## What needs to be done:
Pick every line with "если" from the material below.
##########
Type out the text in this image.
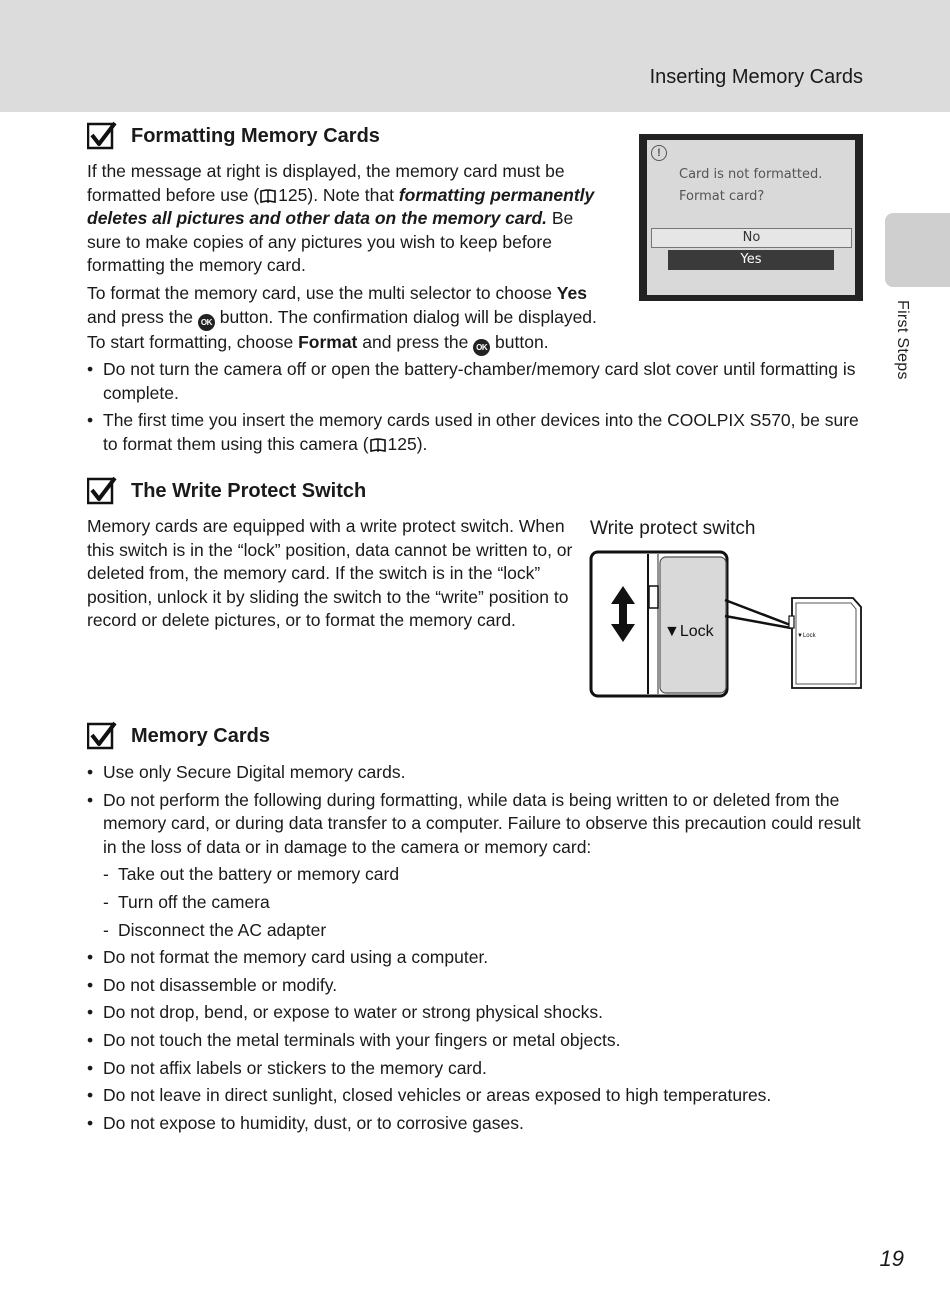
Inserting Memory Cards
First Steps
Formatting Memory Cards

If the message at right is displayed, the memory card must be formatted before use ( 125). Note that formatting permanently deletes all pictures and other data on the memory card. Be sure to make copies of any pictures you wish to keep before formatting the memory card.

To format the memory card, use the multi selector to choose Yes and press the OK button. The confirmation dialog will be displayed. To start formatting, choose Format and press the OK button.

• Do not turn the camera off or open the battery-chamber/memory card slot cover until formatting is complete.
• The first time you insert the memory cards used in other devices into the COOLPIX S570, be sure to format them using this camera ( 125).
!
Card is not formatted.
Format card?
No
Yes
The Write Protect Switch

Memory cards are equipped with a write protect switch. When this switch is in the “lock” position, data cannot be written to, or deleted from, the memory card. If the switch is in the “lock” position, unlock it by sliding the switch to the “write” position to record or delete pictures, or to format the memory card.

Write protect switch
▼Lock	▼Lock
Memory Cards
• Use only Secure Digital memory cards.
• Do not perform the following during formatting, while data is being written to or deleted from the memory card, or during data transfer to a computer. Failure to observe this precaution could result in the loss of data or in damage to the camera or memory card:
- Take out the battery or memory card
- Turn off the camera
- Disconnect the AC adapter
• Do not format the memory card using a computer.
• Do not disassemble or modify.
• Do not drop, bend, or expose to water or strong physical shocks.
• Do not touch the metal terminals with your fingers or metal objects.
• Do not affix labels or stickers to the memory card.
• Do not leave in direct sunlight, closed vehicles or areas exposed to high temperatures.
• Do not expose to humidity, dust, or to corrosive gases.
19
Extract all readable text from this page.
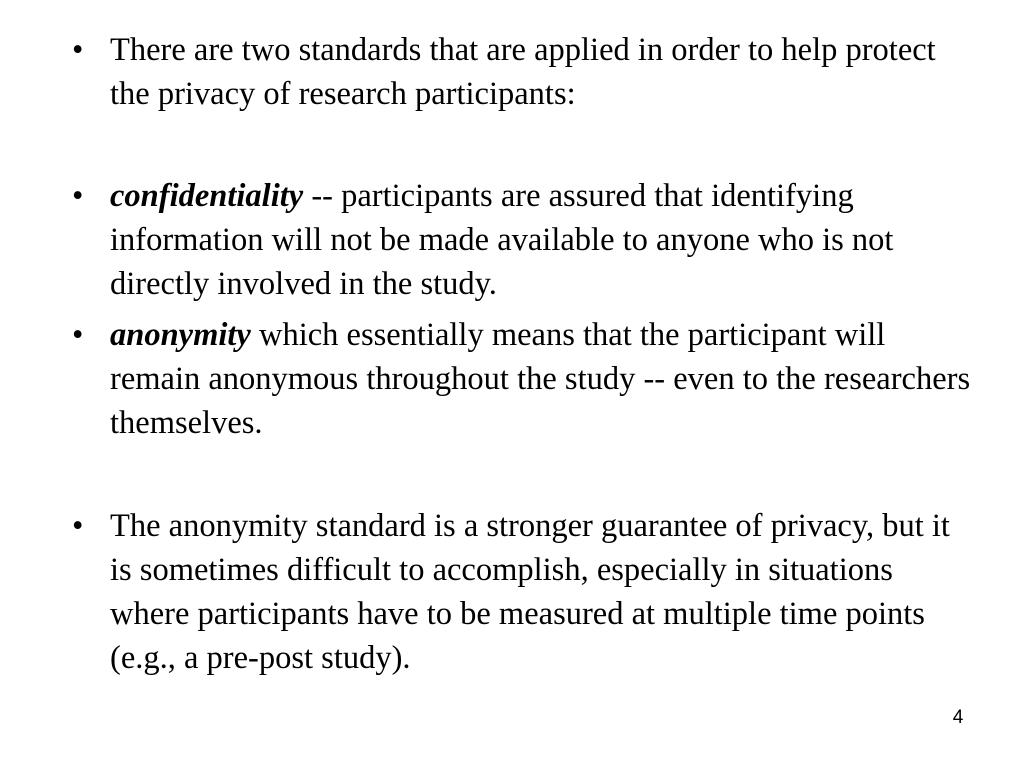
• There are two standards that are applied in order to help protect the privacy of research participants:
• confidentiality -- participants are assured that identifying information will not be made available to anyone who is not directly involved in the study.
• anonymity which essentially means that the participant will remain anonymous throughout the study -- even to the researchers themselves.
• The anonymity standard is a stronger guarantee of privacy, but it is sometimes difficult to accomplish, especially in situations where participants have to be measured at multiple time points (e.g., a pre-post study).
4
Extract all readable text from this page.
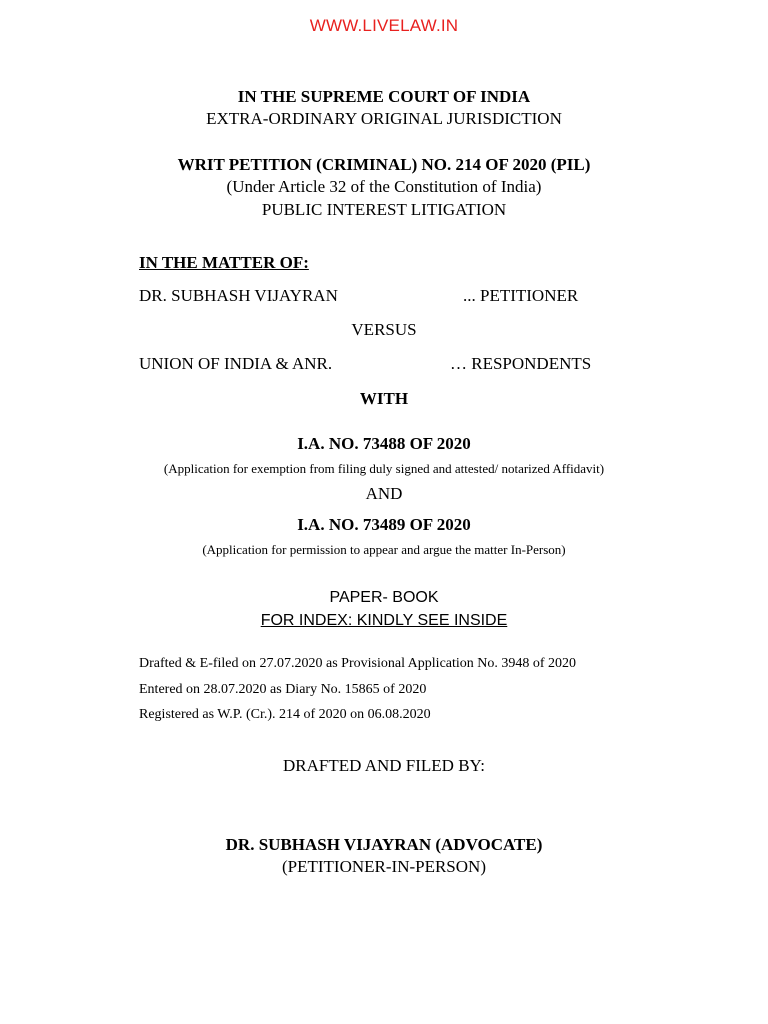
WWW.LIVELAW.IN
IN THE SUPREME COURT OF INDIA
EXTRA-ORDINARY ORIGINAL JURISDICTION
WRIT PETITION (CRIMINAL) NO. 214 OF 2020 (PIL)
(Under Article 32 of the Constitution of India)
PUBLIC INTEREST LITIGATION
IN THE MATTER OF:
DR. SUBHASH VIJAYRAN	... PETITIONER
VERSUS
UNION OF INDIA & ANR.	… RESPONDENTS
WITH
I.A. NO. 73488 OF 2020
(Application for exemption from filing duly signed and attested/ notarized Affidavit)
AND
I.A. NO. 73489 OF 2020
(Application for permission to appear and argue the matter In-Person)
PAPER- BOOK
FOR INDEX: KINDLY SEE INSIDE
Drafted & E-filed on 27.07.2020 as Provisional Application No. 3948 of 2020
Entered on 28.07.2020 as Diary No. 15865 of 2020
Registered as W.P. (Cr.). 214 of 2020 on 06.08.2020
DRAFTED AND FILED BY:
DR. SUBHASH VIJAYRAN (ADVOCATE)
(PETITIONER-IN-PERSON)
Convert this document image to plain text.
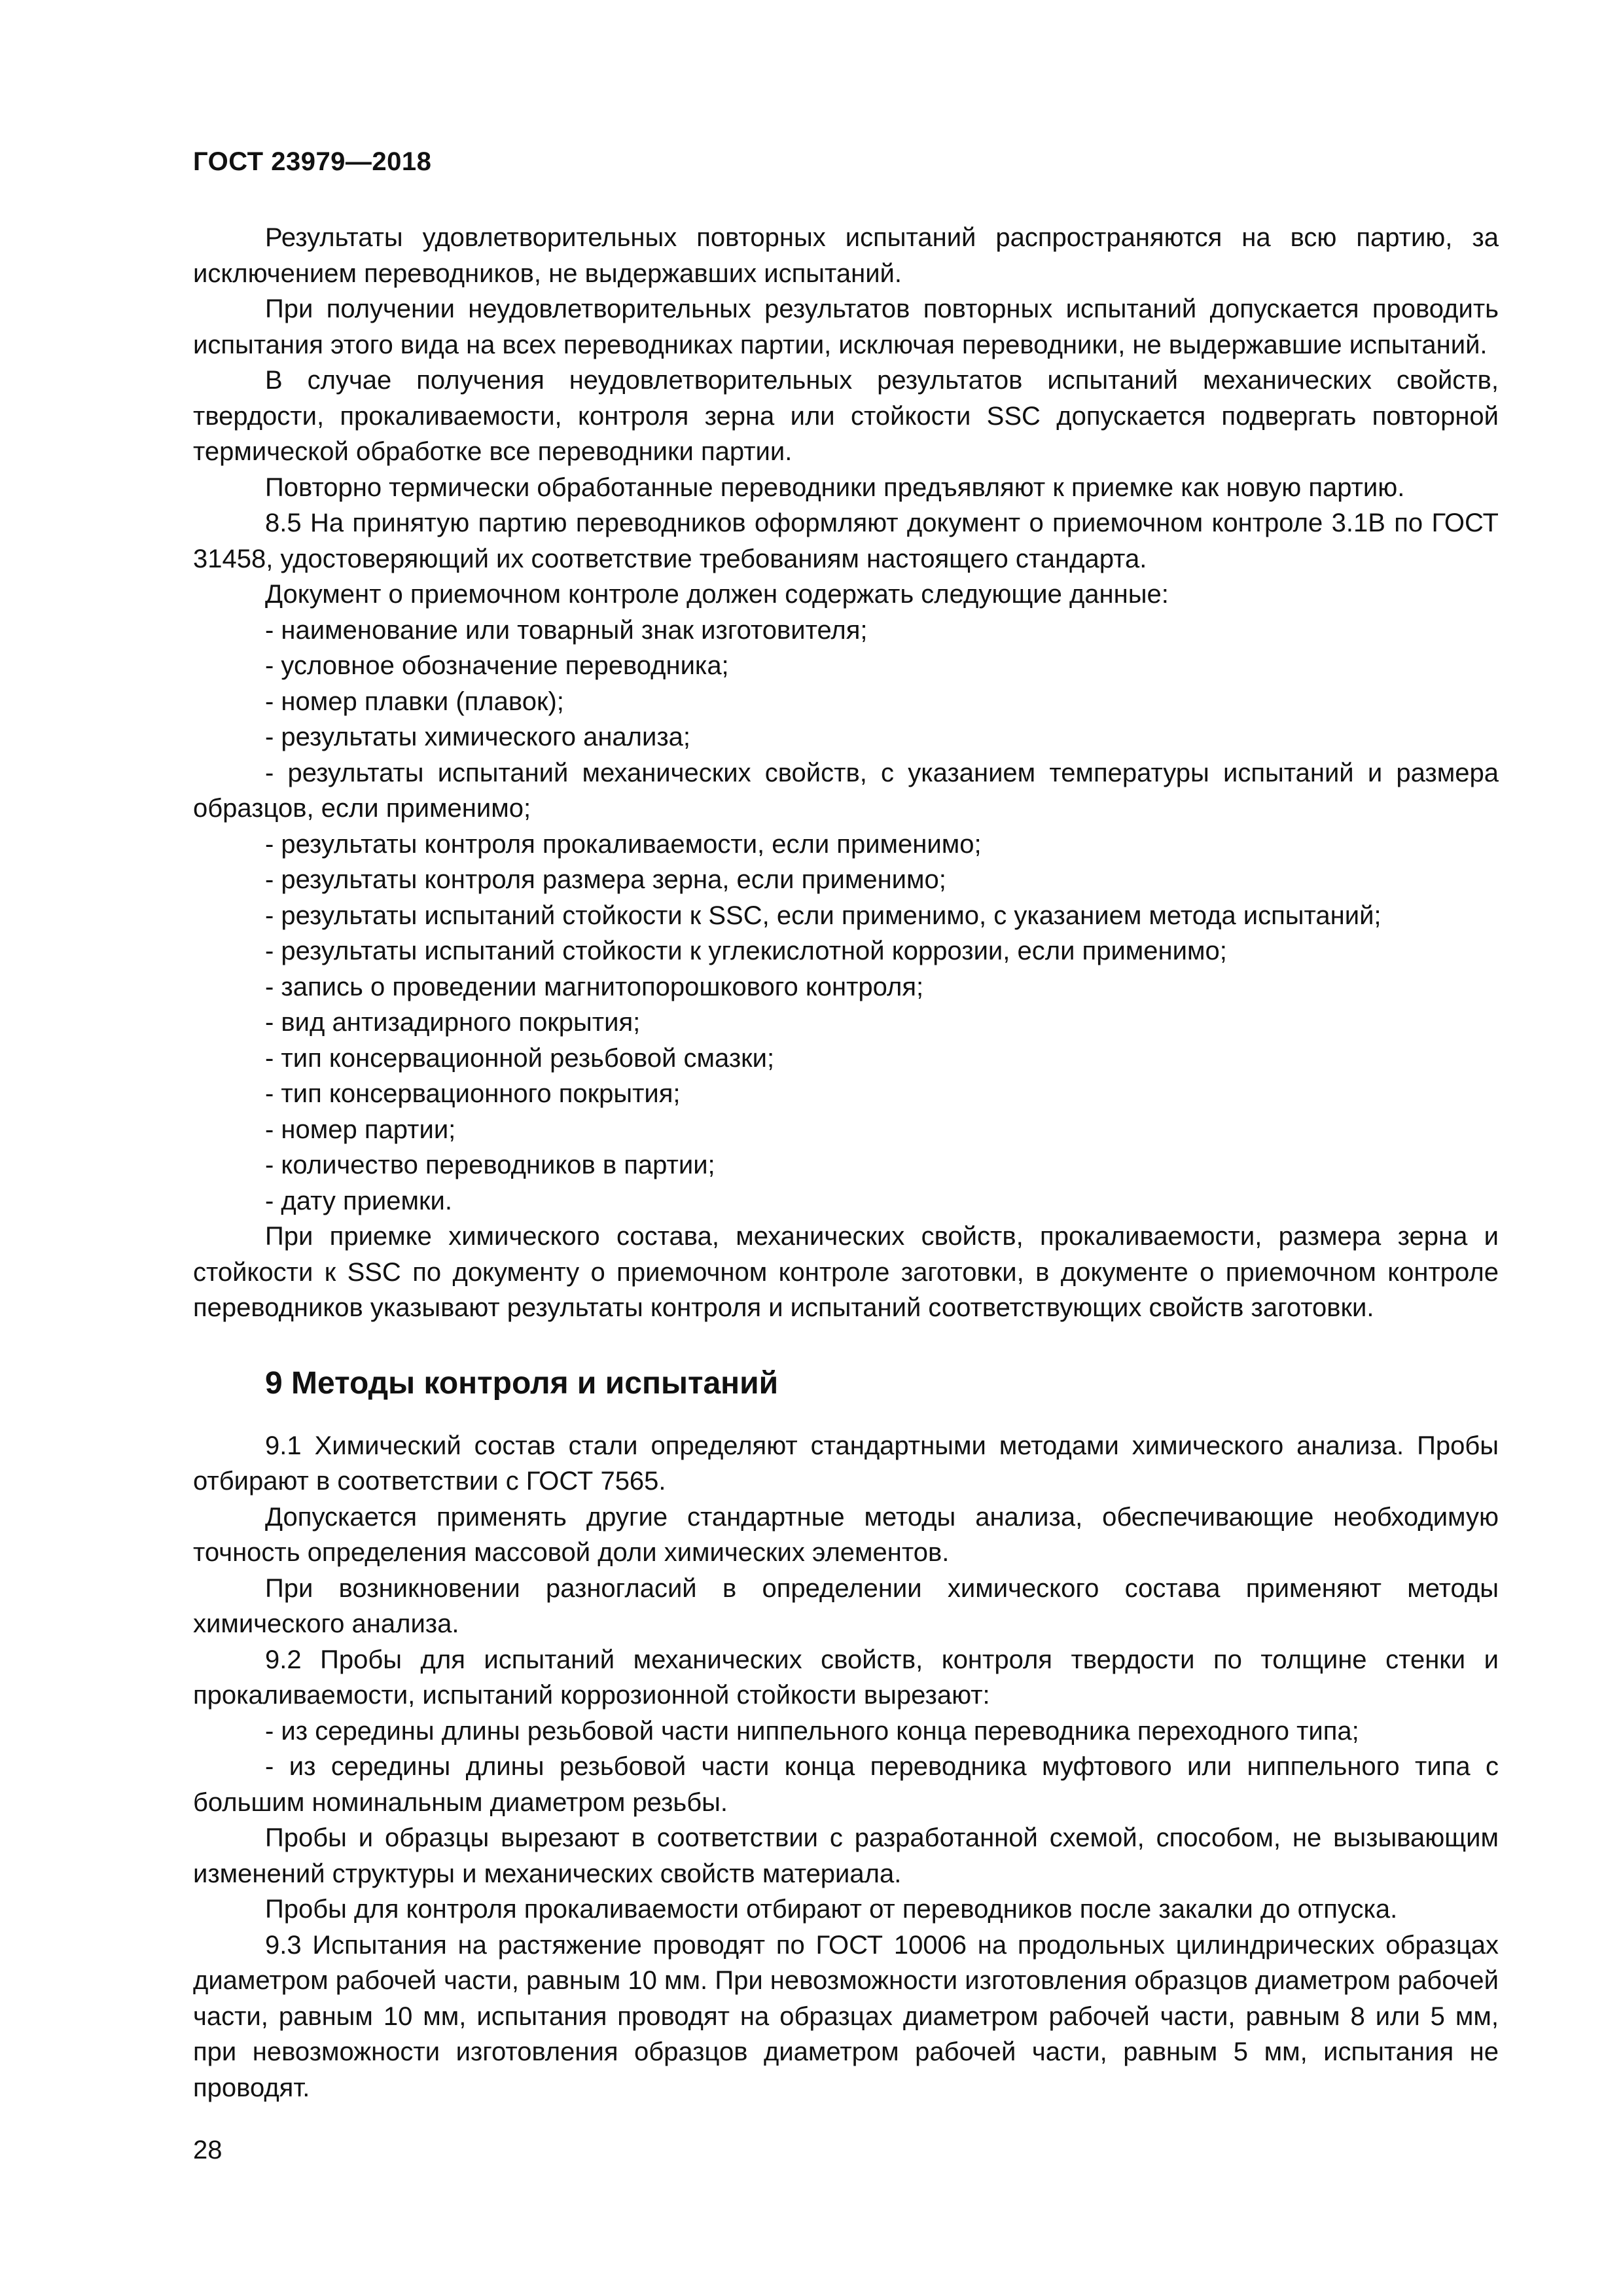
ГОСТ 23979—2018

Результаты удовлетворительных повторных испытаний распространяются на всю партию, за исключением переводников, не выдержавших испытаний.

При получении неудовлетворительных результатов повторных испытаний допускается проводить испытания этого вида на всех переводниках партии, исключая переводники, не выдержавшие испытаний.

В случае получения неудовлетворительных результатов испытаний механических свойств, твердости, прокаливаемости, контроля зерна или стойкости SSC допускается подвергать повторной термической обработке все переводники партии.

Повторно термически обработанные переводники предъявляют к приемке как новую партию.

8.5 На принятую партию переводников оформляют документ о приемочном контроле 3.1В по ГОСТ 31458, удостоверяющий их соответствие требованиям настоящего стандарта.

Документ о приемочном контроле должен содержать следующие данные:

- наименование или товарный знак изготовителя;

- условное обозначение переводника;

- номер плавки (плавок);

- результаты химического анализа;

- результаты испытаний механических свойств, с указанием температуры испытаний и размера образцов, если применимо;

- результаты контроля прокаливаемости, если применимо;

- результаты контроля размера зерна, если применимо;

- результаты испытаний стойкости к SSC, если применимо, с указанием метода испытаний;

- результаты испытаний стойкости к углекислотной коррозии, если применимо;

- запись о проведении магнитопорошкового контроля;

- вид антизадирного покрытия;

- тип консервационной резьбовой смазки;

- тип консервационного покрытия;

- номер партии;

- количество переводников в партии;

- дату приемки.

При приемке химического состава, механических свойств, прокаливаемости, размера зерна и стойкости к SSC по документу о приемочном контроле заготовки, в документе о приемочном контроле переводников указывают результаты контроля и испытаний соответствующих свойств заготовки.

9 Методы контроля и испытаний

9.1 Химический состав стали определяют стандартными методами химического анализа. Пробы отбирают в соответствии с ГОСТ 7565.

Допускается применять другие стандартные методы анализа, обеспечивающие необходимую точность определения массовой доли химических элементов.

При возникновении разногласий в определении химического состава применяют методы химического анализа.

9.2 Пробы для испытаний механических свойств, контроля твердости по толщине стенки и прокаливаемости, испытаний коррозионной стойкости вырезают:

- из середины длины резьбовой части ниппельного конца переводника переходного типа;

- из середины длины резьбовой части конца переводника муфтового или ниппельного типа с большим номинальным диаметром резьбы.

Пробы и образцы вырезают в соответствии с разработанной схемой, способом, не вызывающим изменений структуры и механических свойств материала.

Пробы для контроля прокаливаемости отбирают от переводников после закалки до отпуска.

9.3 Испытания на растяжение проводят по ГОСТ 10006 на продольных цилиндрических образцах диаметром рабочей части, равным 10 мм. При невозможности изготовления образцов диаметром рабочей части, равным 10 мм, испытания проводят на образцах диаметром рабочей части, равным 8 или 5 мм, при невозможности изготовления образцов диаметром рабочей части, равным 5 мм, испытания не проводят.

28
##########
## Task solution:
- результаты испытаний механических свойств, с указанием температуры испытаний и размера образцов, если применимо;
- результаты контроля прокаливаемости, если применимо;
- результаты контроля размера зерна, если применимо;
- результаты испытаний стойкости к SSC, если применимо, с указанием метода испытаний;
- результаты испытаний стойкости к углекислотной коррозии, если применимо;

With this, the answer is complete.